§ **Stated exercise**:
Filter these entries, keeping only lines that hold the word "ylabel".

Rows from a figure dataset
<<<<

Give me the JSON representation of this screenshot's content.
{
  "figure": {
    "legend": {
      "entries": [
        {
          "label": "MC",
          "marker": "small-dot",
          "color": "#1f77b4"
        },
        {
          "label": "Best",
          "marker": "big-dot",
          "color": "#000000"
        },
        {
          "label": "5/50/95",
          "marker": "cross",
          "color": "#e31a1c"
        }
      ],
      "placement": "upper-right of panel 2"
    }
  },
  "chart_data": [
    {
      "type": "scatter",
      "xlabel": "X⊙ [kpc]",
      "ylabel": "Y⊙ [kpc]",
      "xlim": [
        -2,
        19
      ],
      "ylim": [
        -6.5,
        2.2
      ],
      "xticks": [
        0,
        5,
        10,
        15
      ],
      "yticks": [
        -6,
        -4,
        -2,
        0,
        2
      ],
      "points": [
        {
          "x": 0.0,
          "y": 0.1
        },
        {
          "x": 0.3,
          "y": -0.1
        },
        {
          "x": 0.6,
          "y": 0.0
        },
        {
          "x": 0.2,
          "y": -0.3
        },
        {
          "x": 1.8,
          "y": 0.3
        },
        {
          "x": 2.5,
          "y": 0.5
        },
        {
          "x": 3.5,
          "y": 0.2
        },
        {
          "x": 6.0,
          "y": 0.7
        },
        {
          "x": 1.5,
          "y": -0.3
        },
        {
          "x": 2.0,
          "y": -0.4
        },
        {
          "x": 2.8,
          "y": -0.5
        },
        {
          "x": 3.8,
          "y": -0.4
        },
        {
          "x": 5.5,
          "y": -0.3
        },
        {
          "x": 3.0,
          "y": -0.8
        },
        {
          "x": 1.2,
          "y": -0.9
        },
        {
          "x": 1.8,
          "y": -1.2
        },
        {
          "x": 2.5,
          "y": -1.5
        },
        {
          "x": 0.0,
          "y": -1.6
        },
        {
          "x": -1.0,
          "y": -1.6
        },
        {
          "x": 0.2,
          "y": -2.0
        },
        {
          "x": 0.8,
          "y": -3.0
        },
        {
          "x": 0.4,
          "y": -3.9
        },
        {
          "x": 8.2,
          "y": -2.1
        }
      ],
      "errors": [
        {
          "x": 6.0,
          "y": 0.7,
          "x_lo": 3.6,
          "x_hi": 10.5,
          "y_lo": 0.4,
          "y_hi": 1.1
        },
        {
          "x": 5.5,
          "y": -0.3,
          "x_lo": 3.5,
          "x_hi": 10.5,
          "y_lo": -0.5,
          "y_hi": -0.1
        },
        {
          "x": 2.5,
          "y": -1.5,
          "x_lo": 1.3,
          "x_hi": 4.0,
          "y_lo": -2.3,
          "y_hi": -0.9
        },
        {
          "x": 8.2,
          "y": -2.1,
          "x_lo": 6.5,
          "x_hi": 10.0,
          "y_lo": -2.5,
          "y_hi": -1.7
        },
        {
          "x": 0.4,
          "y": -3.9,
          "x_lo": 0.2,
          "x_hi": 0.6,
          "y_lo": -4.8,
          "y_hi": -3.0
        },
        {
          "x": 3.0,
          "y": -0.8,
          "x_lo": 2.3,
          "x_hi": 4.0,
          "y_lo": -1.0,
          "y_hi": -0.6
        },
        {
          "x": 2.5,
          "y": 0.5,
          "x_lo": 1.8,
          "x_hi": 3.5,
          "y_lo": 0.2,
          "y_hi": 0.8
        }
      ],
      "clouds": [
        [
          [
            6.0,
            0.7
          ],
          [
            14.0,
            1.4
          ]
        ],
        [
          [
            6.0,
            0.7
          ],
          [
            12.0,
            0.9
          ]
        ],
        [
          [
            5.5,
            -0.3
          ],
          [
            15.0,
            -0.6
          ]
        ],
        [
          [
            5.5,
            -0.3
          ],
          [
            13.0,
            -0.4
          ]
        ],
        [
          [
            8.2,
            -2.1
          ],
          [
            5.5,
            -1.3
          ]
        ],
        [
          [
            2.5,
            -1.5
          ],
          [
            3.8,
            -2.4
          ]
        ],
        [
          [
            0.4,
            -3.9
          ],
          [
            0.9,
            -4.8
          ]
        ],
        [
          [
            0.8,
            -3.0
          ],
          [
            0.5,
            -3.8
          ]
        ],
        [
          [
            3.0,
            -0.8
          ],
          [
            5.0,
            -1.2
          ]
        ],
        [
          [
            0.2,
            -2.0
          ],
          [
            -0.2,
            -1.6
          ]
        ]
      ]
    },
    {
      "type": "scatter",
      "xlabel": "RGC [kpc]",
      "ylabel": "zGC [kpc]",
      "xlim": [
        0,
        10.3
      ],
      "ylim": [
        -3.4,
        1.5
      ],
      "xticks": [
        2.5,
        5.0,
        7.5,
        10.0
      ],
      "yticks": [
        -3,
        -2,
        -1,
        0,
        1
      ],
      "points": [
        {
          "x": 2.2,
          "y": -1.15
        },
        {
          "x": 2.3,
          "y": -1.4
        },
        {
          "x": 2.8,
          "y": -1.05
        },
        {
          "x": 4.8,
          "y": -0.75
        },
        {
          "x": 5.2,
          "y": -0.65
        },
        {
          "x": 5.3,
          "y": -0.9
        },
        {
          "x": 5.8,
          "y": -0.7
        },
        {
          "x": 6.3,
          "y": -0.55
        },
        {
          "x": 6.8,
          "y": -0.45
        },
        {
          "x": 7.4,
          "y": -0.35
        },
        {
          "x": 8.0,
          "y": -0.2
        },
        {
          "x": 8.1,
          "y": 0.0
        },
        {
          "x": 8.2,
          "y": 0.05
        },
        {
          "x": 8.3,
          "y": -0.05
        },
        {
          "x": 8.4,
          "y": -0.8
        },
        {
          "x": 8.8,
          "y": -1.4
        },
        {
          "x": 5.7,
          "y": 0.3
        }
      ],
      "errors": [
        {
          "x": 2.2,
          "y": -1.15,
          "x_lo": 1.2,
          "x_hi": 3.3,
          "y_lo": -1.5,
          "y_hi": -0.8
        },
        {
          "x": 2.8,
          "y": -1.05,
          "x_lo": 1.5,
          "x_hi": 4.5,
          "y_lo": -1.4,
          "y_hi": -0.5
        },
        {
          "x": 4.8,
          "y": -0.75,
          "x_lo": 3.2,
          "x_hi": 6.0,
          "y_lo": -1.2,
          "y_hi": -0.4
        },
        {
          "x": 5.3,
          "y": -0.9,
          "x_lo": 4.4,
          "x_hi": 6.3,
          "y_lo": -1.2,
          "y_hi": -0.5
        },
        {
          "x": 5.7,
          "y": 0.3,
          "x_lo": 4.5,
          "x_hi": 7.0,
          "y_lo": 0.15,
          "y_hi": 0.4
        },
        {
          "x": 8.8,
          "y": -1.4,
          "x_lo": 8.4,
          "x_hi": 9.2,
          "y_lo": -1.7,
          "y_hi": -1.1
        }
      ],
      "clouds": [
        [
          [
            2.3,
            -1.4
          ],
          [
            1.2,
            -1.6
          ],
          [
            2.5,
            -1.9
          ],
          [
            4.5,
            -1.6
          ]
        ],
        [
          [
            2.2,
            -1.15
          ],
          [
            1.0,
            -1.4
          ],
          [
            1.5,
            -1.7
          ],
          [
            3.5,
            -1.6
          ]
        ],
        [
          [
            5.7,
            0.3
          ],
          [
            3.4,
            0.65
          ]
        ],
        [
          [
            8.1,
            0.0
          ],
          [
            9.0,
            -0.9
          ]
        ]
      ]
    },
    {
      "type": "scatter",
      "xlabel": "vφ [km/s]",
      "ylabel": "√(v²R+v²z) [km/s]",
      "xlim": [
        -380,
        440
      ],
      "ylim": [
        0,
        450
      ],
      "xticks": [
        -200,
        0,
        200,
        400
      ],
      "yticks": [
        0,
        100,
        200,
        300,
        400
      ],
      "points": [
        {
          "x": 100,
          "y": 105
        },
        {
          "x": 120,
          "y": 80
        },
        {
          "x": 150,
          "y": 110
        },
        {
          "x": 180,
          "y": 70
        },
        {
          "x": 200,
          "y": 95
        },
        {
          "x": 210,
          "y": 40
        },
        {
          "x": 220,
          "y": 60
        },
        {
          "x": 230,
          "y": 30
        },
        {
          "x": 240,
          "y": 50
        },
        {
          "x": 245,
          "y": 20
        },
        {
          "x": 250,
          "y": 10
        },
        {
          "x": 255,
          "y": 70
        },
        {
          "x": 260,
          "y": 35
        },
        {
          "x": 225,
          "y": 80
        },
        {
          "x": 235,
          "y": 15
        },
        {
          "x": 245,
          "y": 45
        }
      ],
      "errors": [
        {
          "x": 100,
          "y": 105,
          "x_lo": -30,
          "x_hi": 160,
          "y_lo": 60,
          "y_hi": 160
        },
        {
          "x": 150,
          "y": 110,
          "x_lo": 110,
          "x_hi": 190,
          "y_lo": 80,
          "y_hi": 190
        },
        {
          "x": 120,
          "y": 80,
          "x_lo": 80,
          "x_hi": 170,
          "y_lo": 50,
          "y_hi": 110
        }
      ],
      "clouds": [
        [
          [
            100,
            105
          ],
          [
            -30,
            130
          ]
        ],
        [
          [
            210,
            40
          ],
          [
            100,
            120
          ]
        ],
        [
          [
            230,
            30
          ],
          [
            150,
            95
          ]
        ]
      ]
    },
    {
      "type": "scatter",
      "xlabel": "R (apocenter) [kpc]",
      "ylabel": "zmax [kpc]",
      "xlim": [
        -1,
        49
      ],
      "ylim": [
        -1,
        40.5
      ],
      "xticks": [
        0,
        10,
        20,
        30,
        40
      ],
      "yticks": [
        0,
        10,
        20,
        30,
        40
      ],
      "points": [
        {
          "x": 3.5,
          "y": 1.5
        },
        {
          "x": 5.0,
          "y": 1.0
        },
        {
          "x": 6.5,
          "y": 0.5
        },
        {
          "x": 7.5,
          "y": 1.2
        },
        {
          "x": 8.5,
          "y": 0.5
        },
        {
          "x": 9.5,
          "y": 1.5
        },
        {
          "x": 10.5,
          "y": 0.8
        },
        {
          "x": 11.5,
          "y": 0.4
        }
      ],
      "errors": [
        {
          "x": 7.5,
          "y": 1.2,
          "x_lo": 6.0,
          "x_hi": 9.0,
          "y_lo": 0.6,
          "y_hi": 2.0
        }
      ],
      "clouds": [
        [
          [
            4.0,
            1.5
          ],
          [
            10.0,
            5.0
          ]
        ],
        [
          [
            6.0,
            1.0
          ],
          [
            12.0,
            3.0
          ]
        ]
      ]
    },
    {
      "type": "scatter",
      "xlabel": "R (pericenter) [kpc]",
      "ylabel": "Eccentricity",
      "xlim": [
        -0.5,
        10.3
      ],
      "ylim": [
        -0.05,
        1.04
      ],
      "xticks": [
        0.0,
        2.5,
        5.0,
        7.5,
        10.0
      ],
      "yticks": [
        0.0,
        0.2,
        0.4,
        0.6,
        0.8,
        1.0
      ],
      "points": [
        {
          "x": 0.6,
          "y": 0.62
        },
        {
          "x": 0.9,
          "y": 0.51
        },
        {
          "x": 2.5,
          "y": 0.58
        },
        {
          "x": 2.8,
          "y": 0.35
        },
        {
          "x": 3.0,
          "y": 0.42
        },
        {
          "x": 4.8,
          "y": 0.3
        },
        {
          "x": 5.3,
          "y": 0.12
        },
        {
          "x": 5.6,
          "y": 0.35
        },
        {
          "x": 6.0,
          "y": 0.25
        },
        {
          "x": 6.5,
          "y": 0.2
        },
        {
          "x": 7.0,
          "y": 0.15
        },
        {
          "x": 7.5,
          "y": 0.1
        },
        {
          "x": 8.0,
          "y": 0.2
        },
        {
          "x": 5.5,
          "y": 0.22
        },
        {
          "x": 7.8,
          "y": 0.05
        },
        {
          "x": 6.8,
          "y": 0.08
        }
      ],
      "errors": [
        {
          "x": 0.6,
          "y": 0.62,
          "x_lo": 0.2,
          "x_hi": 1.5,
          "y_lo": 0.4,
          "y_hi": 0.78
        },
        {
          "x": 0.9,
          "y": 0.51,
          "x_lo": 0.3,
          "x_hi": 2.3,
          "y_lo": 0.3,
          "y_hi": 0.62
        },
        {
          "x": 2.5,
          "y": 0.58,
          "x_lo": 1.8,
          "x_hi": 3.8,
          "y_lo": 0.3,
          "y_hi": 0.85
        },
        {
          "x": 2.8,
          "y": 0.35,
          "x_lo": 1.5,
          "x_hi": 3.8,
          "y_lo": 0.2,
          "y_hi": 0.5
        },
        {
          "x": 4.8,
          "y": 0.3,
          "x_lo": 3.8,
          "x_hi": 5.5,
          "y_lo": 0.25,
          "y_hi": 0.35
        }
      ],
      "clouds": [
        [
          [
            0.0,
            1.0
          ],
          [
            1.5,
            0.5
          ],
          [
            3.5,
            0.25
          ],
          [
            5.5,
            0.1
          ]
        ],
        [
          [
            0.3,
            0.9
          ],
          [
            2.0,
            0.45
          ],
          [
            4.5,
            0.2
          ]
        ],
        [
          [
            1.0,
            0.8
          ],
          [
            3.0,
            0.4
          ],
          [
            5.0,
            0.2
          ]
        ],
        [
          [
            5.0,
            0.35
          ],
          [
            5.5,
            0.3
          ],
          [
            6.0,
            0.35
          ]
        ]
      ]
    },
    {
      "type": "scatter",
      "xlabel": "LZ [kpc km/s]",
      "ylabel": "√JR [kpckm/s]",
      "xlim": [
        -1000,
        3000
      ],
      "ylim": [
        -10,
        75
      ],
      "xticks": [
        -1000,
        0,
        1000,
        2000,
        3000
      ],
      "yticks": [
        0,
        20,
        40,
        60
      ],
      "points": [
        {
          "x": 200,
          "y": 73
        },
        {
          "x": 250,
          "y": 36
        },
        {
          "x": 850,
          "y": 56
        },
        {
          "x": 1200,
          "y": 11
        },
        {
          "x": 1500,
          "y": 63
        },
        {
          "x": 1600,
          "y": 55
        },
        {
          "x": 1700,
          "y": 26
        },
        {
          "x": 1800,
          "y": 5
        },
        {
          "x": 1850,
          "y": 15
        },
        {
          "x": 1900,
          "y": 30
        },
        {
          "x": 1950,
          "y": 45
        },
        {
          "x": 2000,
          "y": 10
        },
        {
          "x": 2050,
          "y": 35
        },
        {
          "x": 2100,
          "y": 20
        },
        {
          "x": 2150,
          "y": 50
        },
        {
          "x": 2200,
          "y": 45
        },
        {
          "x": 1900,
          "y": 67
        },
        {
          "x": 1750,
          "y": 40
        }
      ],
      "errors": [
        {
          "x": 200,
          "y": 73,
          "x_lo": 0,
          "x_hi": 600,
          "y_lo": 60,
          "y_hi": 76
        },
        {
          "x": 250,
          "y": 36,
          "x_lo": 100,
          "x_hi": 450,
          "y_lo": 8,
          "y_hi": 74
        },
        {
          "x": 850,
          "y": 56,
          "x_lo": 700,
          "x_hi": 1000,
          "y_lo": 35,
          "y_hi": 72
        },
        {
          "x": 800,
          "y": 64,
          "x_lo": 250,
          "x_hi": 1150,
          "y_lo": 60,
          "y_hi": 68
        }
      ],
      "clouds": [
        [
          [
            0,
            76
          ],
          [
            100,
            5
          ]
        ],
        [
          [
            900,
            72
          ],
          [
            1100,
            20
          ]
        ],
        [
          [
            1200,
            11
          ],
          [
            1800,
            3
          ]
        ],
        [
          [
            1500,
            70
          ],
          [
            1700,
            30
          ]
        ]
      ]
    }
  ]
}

>>>>

§ **Solution**:
      "ylabel": "Y⊙ [kpc]",
      "ylabel": "zGC [kpc]",
      "ylabel": "√(v²R+v²z) [km/s]",
      "ylabel": "zmax [kpc]",
      "ylabel": "Eccentricity",
      "ylabel": "√JR [kpckm/s]",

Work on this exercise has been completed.